[Data listing]
○ ○ ○ ○ ○ ○ ○
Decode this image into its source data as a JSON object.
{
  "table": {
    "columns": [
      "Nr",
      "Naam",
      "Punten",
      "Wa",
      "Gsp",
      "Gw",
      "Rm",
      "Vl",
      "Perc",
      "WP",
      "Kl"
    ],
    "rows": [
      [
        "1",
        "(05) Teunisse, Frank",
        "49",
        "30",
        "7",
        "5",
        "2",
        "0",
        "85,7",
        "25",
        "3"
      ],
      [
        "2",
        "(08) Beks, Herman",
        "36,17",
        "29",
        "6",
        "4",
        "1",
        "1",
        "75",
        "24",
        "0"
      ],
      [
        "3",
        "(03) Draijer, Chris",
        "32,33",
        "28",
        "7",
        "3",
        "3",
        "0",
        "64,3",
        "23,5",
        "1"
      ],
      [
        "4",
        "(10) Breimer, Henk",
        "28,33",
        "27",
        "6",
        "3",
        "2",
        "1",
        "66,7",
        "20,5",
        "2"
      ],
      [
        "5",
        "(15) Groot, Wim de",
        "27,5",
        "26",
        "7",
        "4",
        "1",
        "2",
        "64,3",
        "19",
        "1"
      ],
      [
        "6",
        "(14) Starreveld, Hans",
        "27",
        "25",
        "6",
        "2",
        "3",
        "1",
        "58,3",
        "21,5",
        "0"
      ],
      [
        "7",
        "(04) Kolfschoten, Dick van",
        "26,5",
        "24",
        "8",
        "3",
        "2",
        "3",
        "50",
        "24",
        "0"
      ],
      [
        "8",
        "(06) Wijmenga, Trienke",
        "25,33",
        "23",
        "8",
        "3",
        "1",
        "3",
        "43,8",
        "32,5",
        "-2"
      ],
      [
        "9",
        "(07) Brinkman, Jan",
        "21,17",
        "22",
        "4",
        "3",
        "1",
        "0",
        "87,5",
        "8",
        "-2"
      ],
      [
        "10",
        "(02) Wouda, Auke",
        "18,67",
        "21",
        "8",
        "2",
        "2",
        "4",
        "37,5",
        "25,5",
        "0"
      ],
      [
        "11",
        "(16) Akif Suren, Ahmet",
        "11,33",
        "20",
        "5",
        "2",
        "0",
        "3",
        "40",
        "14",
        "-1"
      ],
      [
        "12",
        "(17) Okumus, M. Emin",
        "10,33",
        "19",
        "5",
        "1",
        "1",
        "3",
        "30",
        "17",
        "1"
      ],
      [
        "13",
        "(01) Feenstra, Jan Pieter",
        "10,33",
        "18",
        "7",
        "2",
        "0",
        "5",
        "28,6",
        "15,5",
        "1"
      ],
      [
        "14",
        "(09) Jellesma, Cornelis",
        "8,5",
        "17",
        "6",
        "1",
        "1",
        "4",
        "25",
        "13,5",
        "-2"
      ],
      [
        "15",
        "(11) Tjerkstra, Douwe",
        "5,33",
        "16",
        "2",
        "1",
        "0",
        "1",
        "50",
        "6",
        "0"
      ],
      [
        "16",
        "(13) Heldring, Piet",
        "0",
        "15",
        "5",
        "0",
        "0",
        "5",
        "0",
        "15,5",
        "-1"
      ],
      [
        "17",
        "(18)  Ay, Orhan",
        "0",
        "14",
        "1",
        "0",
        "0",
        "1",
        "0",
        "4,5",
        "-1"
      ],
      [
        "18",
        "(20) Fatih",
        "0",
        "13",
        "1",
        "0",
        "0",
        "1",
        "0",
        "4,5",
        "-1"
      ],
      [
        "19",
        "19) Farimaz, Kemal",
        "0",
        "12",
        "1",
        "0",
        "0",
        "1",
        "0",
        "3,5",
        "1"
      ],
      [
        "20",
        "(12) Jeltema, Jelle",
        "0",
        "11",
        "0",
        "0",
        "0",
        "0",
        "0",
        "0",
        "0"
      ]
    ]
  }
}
○ ○ ○ ○ ○ ○ ○
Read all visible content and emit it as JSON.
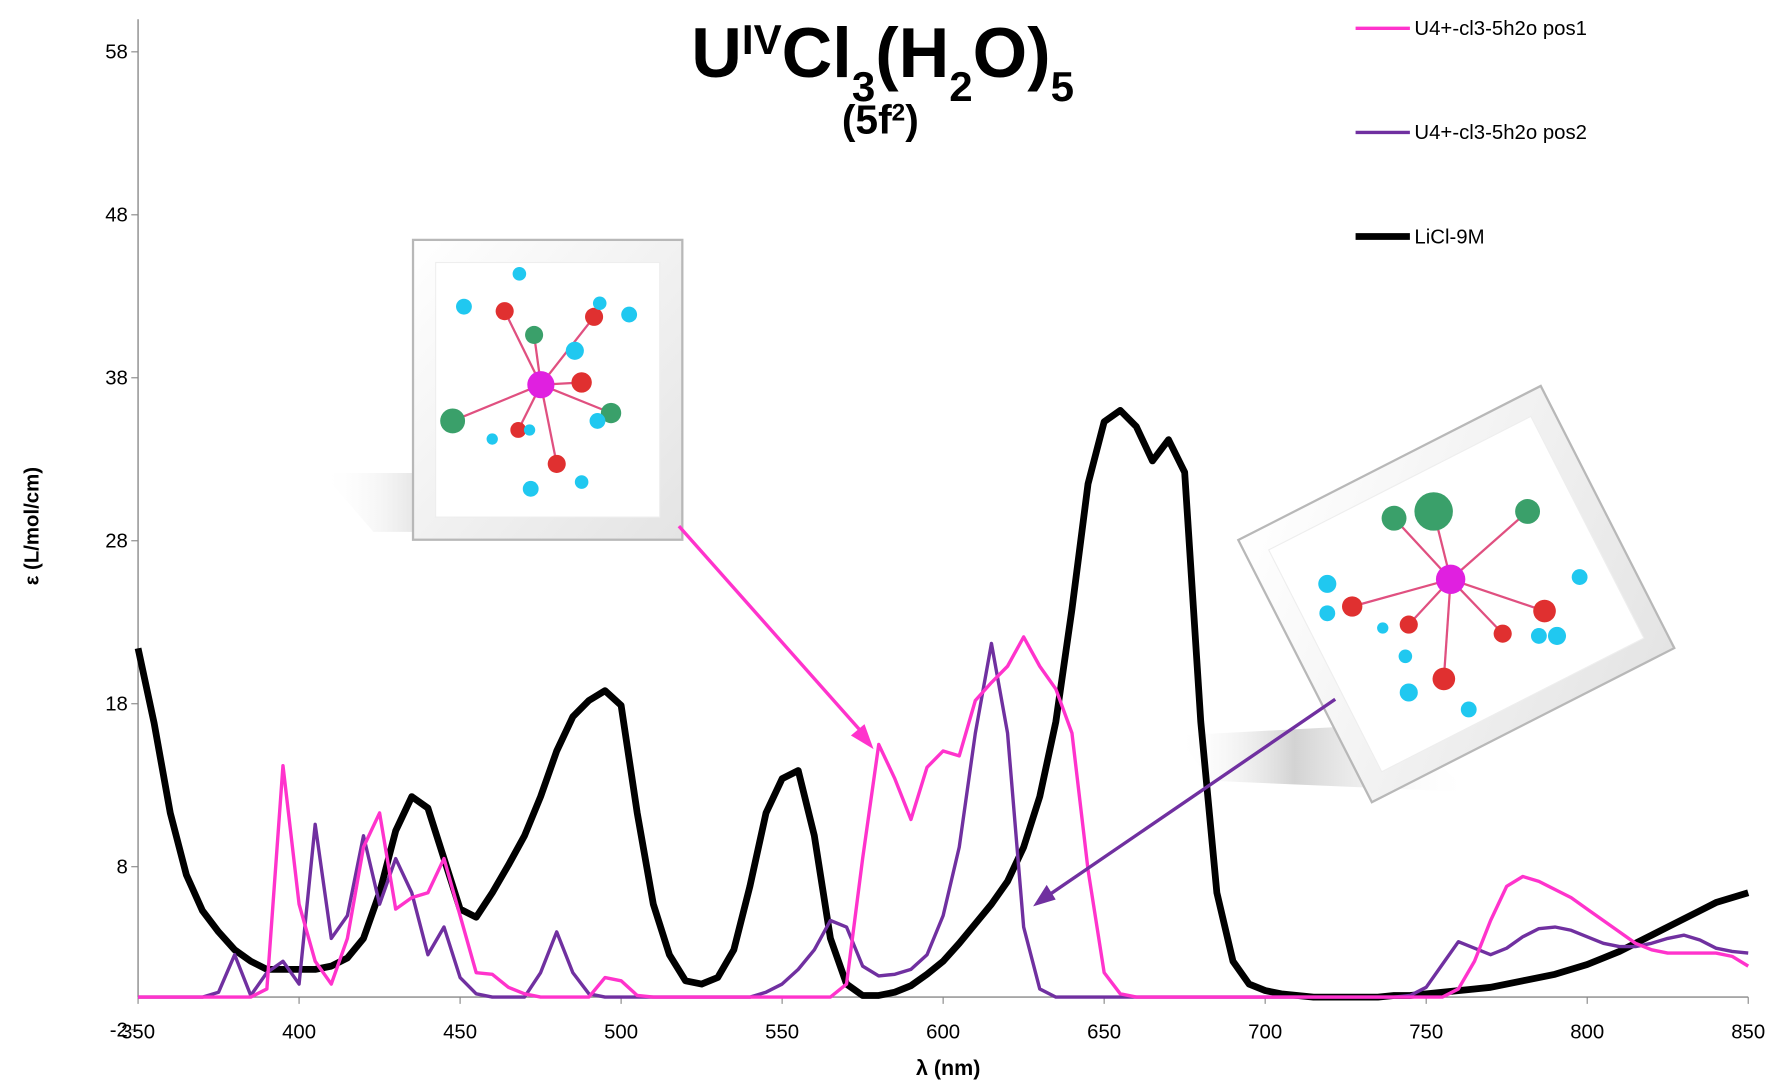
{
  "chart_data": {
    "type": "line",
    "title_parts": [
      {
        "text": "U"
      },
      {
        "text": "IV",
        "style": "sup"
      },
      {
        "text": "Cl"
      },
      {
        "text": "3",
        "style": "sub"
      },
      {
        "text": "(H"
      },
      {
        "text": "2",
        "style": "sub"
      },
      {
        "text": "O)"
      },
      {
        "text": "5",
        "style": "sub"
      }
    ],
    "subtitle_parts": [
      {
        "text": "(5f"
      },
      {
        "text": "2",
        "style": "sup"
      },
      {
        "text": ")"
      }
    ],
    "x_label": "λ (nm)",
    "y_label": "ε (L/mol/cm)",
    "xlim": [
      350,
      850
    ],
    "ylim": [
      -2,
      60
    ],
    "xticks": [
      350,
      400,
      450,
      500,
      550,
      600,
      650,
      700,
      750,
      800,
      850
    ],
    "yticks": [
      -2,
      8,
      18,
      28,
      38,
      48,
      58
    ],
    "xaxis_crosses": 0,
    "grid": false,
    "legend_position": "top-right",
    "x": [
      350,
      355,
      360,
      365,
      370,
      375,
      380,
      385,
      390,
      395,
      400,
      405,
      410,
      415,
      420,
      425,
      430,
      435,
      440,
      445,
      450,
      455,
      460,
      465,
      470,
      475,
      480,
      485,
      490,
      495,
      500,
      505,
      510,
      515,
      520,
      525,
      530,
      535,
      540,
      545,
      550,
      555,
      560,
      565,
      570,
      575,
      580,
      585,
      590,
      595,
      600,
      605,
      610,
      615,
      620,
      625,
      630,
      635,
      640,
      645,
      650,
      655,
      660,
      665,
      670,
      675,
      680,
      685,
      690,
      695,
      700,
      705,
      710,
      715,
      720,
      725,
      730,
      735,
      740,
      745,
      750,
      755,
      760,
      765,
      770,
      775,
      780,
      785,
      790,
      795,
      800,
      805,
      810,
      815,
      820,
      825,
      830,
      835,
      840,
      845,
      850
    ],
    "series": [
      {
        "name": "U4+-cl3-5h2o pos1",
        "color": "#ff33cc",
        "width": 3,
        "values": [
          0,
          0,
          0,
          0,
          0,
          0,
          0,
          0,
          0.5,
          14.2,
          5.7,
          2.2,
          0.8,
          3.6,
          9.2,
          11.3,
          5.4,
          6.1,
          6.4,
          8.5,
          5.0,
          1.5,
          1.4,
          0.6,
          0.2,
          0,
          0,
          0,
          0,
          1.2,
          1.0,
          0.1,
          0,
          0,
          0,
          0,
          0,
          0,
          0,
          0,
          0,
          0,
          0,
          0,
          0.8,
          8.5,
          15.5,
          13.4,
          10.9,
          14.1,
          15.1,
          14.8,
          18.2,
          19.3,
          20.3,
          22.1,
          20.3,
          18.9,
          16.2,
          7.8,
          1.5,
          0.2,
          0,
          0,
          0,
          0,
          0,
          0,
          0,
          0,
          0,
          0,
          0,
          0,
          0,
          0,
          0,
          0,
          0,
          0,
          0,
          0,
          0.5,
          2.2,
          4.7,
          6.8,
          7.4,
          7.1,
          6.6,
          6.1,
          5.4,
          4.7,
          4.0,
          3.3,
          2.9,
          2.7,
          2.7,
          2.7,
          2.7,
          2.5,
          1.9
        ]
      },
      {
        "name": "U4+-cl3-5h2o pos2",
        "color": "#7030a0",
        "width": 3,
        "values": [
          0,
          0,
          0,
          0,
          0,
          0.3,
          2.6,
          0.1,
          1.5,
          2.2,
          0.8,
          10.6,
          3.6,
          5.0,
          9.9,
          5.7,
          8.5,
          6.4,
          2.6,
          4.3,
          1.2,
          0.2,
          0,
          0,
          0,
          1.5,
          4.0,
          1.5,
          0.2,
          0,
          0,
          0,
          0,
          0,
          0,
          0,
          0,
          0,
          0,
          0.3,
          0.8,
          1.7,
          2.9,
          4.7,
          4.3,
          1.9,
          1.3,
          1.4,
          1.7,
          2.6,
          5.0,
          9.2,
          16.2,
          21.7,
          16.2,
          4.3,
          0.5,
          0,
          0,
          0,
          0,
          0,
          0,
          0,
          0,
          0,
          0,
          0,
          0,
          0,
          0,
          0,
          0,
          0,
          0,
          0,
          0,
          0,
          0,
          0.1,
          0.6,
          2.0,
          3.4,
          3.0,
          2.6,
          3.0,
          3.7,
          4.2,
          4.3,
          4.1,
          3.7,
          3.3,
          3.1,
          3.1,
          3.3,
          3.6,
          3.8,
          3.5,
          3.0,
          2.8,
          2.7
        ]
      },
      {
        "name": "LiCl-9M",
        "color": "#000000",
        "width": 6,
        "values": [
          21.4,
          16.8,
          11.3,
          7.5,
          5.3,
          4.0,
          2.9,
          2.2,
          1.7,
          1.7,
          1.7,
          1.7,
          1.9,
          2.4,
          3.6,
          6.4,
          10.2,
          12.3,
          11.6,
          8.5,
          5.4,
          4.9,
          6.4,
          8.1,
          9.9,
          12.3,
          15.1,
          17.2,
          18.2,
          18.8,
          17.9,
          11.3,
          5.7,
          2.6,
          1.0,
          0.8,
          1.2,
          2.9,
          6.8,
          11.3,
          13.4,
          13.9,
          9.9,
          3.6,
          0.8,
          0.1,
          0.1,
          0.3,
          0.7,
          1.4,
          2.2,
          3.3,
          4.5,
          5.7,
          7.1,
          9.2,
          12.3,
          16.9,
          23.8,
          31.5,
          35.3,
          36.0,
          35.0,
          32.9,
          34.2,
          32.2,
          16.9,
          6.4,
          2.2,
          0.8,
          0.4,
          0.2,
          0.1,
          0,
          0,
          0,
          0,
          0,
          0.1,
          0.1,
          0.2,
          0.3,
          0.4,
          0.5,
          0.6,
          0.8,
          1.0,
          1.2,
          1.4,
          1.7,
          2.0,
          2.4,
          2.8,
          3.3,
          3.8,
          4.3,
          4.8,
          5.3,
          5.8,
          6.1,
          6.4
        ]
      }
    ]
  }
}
○ ○ ○ ○ ○ ○ ○
* [TASK INSTRUCTIONS] Pull every line containing the word "JSON" out of the entries above.

* [EXERCISE ANSWER]
Decode this image into its source data as a JSON object.
Read all visible content and emit it as JSON.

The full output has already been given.